▸ **BRIEF**
Look through the material and copy each line holding "следует".

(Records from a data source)
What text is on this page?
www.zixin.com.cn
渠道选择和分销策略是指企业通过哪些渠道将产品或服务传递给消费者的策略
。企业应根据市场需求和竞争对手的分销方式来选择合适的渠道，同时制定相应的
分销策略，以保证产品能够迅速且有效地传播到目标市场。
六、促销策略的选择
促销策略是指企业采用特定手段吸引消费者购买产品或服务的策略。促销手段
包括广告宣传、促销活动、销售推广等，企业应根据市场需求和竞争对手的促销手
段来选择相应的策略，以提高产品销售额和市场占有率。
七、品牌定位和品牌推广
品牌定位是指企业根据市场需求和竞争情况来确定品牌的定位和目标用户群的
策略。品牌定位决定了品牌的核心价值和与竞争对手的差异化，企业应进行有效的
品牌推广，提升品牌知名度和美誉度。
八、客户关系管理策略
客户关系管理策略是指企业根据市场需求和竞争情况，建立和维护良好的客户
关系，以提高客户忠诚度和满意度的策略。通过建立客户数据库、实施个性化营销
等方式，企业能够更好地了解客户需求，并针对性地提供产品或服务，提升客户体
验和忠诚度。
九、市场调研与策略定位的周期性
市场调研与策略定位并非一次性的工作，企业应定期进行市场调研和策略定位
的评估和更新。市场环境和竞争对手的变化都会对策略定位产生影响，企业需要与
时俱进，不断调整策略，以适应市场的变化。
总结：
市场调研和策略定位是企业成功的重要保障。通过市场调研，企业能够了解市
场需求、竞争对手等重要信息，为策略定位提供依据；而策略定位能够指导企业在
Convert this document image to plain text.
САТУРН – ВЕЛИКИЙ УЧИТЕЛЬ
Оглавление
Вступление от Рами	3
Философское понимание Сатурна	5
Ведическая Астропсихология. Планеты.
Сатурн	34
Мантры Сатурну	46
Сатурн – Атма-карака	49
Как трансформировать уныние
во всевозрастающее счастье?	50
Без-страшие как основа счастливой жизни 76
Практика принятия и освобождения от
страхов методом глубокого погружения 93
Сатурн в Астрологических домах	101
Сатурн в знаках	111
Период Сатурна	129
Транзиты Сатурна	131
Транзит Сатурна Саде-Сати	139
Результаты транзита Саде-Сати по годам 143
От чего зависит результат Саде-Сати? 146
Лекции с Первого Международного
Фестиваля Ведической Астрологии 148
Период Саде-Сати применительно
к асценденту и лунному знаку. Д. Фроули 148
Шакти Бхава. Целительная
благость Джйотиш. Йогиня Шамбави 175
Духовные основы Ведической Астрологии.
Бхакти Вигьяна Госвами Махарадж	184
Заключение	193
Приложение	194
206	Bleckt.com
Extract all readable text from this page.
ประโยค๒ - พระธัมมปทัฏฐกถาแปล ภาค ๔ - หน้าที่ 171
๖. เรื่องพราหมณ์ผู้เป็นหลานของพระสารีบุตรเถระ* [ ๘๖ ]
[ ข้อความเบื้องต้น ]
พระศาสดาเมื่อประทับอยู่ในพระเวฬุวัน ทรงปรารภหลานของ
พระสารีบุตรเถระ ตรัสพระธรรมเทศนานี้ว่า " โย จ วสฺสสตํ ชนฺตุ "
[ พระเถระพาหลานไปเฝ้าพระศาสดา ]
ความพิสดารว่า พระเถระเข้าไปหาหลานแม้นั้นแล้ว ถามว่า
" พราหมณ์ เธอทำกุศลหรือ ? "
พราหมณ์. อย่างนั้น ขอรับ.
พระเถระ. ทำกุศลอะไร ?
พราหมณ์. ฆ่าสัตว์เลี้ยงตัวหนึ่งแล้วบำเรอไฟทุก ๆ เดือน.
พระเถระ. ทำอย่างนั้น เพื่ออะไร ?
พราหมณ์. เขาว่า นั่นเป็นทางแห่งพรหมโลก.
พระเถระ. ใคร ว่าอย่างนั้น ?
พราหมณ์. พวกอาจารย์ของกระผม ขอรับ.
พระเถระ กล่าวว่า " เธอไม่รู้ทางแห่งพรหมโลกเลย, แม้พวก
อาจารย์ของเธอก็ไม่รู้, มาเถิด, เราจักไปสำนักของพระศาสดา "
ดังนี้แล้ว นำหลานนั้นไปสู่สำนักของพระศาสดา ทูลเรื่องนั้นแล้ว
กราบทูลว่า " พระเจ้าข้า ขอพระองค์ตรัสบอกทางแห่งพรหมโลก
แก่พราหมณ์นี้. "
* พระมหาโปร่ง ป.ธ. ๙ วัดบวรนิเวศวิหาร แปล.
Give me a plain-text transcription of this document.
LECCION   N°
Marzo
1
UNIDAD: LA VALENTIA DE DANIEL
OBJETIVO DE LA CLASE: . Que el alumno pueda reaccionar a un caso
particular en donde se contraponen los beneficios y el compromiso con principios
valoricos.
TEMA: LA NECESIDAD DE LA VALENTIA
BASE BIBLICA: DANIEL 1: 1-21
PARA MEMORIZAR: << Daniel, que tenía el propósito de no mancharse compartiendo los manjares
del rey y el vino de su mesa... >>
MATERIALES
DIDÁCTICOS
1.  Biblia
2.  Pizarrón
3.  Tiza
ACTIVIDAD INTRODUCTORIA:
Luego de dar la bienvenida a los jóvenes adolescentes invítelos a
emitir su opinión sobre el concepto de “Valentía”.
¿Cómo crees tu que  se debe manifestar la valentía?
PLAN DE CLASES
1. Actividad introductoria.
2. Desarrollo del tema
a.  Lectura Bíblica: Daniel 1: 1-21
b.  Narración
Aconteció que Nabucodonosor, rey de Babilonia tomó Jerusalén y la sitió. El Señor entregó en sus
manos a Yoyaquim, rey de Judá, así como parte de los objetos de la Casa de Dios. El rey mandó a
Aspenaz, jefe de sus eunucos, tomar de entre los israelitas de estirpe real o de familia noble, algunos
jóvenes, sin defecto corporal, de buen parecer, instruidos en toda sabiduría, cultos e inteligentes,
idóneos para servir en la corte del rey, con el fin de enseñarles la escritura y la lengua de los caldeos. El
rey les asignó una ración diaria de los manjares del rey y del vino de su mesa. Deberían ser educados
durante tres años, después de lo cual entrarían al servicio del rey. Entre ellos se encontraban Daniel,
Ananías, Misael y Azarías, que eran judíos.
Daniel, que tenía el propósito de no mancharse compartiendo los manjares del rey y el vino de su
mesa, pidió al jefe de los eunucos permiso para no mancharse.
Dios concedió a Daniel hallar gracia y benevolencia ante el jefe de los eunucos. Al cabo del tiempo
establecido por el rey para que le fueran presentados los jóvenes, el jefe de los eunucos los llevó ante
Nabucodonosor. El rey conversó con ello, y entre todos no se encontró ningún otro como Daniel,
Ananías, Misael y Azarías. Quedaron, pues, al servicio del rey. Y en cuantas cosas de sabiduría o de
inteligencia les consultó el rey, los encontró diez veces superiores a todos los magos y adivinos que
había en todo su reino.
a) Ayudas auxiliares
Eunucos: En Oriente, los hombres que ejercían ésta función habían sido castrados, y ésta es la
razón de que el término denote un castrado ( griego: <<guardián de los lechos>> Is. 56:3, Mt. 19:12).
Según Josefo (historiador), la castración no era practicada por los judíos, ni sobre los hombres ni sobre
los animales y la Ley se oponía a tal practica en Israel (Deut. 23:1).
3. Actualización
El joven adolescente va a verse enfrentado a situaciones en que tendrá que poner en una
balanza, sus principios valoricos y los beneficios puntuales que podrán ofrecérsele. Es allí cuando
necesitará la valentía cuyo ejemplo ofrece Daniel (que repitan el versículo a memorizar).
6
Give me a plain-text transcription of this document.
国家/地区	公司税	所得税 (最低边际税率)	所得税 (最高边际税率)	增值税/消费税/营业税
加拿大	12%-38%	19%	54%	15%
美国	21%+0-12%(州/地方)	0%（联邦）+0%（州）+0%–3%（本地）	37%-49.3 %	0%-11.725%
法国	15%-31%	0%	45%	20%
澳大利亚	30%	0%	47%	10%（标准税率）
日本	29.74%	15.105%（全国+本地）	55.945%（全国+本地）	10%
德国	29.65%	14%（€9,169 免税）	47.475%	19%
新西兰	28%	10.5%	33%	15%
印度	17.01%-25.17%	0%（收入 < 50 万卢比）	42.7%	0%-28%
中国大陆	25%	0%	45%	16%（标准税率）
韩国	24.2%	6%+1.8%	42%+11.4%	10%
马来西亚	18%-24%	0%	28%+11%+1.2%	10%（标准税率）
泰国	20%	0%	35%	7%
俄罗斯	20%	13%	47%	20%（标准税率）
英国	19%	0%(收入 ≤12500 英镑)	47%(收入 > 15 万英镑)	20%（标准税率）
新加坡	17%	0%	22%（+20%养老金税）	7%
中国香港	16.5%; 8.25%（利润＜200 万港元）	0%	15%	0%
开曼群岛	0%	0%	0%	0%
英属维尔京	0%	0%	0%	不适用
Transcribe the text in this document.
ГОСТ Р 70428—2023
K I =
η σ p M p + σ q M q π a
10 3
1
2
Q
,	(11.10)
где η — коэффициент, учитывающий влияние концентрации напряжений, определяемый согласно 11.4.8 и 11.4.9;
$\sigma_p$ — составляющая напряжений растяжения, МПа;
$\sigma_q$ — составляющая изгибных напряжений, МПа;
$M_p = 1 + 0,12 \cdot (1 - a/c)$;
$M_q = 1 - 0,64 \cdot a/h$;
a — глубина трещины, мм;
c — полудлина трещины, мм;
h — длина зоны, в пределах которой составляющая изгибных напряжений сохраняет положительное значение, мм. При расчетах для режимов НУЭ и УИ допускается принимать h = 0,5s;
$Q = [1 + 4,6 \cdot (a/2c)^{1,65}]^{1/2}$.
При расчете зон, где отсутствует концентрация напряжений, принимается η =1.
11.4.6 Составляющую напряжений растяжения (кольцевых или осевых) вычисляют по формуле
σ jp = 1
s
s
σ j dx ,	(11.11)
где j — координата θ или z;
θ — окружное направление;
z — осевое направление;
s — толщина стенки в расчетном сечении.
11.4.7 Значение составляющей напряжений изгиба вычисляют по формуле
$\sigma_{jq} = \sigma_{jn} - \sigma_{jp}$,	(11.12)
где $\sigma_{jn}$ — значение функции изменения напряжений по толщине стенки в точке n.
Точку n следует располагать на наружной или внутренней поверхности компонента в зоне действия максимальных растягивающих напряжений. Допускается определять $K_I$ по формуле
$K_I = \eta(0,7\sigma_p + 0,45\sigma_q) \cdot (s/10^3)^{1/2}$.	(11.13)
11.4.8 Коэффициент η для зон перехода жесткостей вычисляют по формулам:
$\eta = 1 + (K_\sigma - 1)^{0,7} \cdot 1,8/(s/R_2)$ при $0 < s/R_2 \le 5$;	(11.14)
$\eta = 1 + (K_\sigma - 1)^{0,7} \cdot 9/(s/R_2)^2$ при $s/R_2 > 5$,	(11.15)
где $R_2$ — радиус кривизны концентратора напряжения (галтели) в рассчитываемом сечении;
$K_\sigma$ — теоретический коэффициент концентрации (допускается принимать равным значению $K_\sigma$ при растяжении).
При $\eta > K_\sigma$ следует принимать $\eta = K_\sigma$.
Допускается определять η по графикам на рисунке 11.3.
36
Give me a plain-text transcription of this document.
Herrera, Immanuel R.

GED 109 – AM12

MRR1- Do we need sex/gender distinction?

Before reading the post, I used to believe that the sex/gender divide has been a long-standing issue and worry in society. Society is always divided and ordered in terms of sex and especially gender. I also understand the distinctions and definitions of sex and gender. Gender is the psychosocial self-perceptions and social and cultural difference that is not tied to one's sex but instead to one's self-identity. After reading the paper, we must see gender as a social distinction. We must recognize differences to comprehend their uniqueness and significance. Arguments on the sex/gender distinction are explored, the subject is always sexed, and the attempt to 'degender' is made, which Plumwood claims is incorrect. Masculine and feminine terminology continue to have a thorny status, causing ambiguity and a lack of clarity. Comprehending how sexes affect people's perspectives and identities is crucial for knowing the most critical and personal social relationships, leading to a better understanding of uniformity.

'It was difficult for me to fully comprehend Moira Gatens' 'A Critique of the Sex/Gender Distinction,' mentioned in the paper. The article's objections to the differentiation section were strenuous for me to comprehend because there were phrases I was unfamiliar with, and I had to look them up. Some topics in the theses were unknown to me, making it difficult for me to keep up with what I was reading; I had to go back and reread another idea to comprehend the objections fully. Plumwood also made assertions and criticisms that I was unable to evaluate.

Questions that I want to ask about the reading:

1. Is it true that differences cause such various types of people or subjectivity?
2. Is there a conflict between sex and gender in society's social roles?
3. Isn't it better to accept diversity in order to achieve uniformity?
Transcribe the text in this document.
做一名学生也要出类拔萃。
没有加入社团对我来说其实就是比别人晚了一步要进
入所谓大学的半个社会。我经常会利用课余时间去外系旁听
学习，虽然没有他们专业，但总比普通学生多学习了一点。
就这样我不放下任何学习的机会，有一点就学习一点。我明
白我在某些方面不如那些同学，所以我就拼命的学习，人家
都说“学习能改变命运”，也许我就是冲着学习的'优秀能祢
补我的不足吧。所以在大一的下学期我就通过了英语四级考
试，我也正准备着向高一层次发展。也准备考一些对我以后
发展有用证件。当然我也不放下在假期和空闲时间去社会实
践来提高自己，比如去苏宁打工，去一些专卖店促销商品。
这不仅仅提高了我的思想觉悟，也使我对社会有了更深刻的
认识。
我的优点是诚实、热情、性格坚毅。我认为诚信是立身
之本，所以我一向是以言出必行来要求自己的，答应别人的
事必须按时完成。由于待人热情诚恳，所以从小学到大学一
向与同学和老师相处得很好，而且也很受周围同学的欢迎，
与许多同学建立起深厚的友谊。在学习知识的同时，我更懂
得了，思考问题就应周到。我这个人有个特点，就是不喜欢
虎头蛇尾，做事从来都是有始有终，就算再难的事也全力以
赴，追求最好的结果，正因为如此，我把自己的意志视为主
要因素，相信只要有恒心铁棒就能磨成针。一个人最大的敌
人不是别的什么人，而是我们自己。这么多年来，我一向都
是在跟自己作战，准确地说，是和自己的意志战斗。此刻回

▸ **SOLUTION BELOW**
Точку n следует располагать на наружной или внутренней поверхности компонента в зоне действия максимальных растягивающих напряжений. Допускается определять $K_I$ по формуле
При $\eta > K_\sigma$ следует принимать $\eta = K_\sigma$.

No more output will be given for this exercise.